DIRECTION >> What number of lines contain the word "Methamphetamine"? Reply with the number and nothing else.
= = = =
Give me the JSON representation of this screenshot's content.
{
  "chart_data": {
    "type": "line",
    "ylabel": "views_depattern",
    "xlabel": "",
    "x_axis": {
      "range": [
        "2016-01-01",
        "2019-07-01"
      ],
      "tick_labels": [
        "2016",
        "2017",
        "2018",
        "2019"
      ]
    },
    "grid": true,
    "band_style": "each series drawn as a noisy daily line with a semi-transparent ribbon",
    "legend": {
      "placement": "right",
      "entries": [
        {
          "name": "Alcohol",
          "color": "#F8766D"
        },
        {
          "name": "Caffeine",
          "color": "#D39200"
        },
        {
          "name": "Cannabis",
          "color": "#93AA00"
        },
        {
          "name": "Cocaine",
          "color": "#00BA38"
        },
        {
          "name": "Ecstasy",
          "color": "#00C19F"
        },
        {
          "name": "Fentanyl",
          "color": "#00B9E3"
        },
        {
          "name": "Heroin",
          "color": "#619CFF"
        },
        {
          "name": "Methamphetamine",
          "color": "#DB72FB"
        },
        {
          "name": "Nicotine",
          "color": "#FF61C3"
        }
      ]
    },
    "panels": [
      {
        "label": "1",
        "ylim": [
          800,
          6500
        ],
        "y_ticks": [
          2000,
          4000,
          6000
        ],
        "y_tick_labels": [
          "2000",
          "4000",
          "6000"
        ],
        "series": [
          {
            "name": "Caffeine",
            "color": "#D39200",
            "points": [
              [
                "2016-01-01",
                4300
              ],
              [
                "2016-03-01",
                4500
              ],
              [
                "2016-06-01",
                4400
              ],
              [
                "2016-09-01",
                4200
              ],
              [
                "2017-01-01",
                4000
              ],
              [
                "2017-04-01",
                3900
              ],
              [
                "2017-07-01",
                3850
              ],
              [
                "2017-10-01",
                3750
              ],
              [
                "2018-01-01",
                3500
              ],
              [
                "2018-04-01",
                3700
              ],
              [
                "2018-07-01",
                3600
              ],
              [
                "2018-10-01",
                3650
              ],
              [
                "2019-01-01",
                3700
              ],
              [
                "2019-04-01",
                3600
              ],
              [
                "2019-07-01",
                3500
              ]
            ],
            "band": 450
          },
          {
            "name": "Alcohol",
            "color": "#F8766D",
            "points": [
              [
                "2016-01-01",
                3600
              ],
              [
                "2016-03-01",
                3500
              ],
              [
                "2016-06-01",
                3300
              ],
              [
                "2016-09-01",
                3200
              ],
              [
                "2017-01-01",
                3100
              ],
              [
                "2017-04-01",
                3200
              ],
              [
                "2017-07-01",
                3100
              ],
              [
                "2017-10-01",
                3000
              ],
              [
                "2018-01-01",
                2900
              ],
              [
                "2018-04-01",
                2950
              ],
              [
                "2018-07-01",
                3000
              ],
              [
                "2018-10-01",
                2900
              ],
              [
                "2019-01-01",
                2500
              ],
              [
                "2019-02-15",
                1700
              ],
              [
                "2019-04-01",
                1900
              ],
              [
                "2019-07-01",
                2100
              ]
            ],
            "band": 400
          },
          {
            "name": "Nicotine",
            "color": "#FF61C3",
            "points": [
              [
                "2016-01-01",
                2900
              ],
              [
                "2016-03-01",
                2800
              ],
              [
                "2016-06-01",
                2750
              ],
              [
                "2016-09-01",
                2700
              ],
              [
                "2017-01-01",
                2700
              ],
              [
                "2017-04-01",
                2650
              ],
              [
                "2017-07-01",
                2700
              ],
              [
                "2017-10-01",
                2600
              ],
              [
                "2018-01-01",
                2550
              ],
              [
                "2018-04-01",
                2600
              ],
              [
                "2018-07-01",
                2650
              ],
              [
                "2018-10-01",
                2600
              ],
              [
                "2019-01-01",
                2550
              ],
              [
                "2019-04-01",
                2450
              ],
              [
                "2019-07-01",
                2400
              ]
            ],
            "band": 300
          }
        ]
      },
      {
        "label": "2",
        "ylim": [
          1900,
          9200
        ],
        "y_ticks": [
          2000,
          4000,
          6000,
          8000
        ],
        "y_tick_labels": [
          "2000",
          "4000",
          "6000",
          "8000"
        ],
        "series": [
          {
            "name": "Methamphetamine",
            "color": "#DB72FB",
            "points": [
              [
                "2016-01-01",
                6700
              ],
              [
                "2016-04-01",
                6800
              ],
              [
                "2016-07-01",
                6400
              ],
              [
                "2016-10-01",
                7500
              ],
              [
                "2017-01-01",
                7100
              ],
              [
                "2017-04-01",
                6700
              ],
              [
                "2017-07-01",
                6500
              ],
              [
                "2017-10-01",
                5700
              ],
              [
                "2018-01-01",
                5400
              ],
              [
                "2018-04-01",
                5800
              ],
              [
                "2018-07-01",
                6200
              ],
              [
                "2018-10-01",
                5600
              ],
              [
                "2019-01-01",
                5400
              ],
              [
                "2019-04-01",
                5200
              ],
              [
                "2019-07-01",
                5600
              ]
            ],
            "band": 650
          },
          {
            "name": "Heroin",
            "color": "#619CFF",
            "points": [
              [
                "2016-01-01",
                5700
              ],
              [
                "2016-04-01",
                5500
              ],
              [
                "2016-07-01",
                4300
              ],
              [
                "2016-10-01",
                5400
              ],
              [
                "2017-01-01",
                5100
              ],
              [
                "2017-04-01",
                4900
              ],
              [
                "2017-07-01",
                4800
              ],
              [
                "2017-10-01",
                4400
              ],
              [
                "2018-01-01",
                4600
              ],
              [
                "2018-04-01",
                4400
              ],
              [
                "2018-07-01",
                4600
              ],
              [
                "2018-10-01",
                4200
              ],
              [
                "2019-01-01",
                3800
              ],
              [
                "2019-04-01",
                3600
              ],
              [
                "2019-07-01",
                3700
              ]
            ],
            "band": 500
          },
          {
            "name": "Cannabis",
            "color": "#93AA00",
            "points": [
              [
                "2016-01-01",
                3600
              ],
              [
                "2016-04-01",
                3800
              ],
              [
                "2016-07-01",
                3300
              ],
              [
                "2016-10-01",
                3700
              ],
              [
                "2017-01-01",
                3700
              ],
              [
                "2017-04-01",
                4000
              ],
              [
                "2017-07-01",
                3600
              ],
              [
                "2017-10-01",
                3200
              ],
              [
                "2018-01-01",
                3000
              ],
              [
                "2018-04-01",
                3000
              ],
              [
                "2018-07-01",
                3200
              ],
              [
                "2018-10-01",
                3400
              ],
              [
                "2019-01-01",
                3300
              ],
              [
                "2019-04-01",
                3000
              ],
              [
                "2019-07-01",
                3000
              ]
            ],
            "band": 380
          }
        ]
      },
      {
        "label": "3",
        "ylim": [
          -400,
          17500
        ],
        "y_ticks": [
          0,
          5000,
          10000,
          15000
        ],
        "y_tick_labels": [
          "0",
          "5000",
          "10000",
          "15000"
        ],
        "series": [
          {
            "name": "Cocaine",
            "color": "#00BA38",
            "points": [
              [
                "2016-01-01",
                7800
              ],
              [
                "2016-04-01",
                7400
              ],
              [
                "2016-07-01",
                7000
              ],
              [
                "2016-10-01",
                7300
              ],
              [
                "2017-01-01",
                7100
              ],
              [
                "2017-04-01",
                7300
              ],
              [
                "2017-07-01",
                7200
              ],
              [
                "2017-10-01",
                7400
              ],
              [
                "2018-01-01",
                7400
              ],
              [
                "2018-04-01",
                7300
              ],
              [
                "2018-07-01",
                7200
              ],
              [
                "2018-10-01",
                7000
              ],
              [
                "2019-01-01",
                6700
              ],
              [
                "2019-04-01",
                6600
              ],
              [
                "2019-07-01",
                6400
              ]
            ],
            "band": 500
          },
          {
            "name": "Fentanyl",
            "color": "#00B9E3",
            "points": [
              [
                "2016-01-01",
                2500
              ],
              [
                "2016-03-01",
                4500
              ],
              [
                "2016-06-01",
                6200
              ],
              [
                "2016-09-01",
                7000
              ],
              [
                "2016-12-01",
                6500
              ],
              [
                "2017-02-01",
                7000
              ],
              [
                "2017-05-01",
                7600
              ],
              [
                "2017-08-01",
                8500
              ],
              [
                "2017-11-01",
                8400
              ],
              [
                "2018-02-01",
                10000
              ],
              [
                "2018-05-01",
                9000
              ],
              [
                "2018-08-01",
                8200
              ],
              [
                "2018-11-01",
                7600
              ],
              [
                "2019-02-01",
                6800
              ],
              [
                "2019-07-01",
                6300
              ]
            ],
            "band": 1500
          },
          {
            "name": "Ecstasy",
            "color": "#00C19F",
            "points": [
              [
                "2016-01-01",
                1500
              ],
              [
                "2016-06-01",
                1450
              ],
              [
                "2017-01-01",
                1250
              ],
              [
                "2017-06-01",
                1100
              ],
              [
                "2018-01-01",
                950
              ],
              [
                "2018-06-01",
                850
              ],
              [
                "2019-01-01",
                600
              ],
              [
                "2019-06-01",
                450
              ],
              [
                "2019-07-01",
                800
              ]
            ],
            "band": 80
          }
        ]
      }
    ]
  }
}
= = = =
TASK RESULT >> 2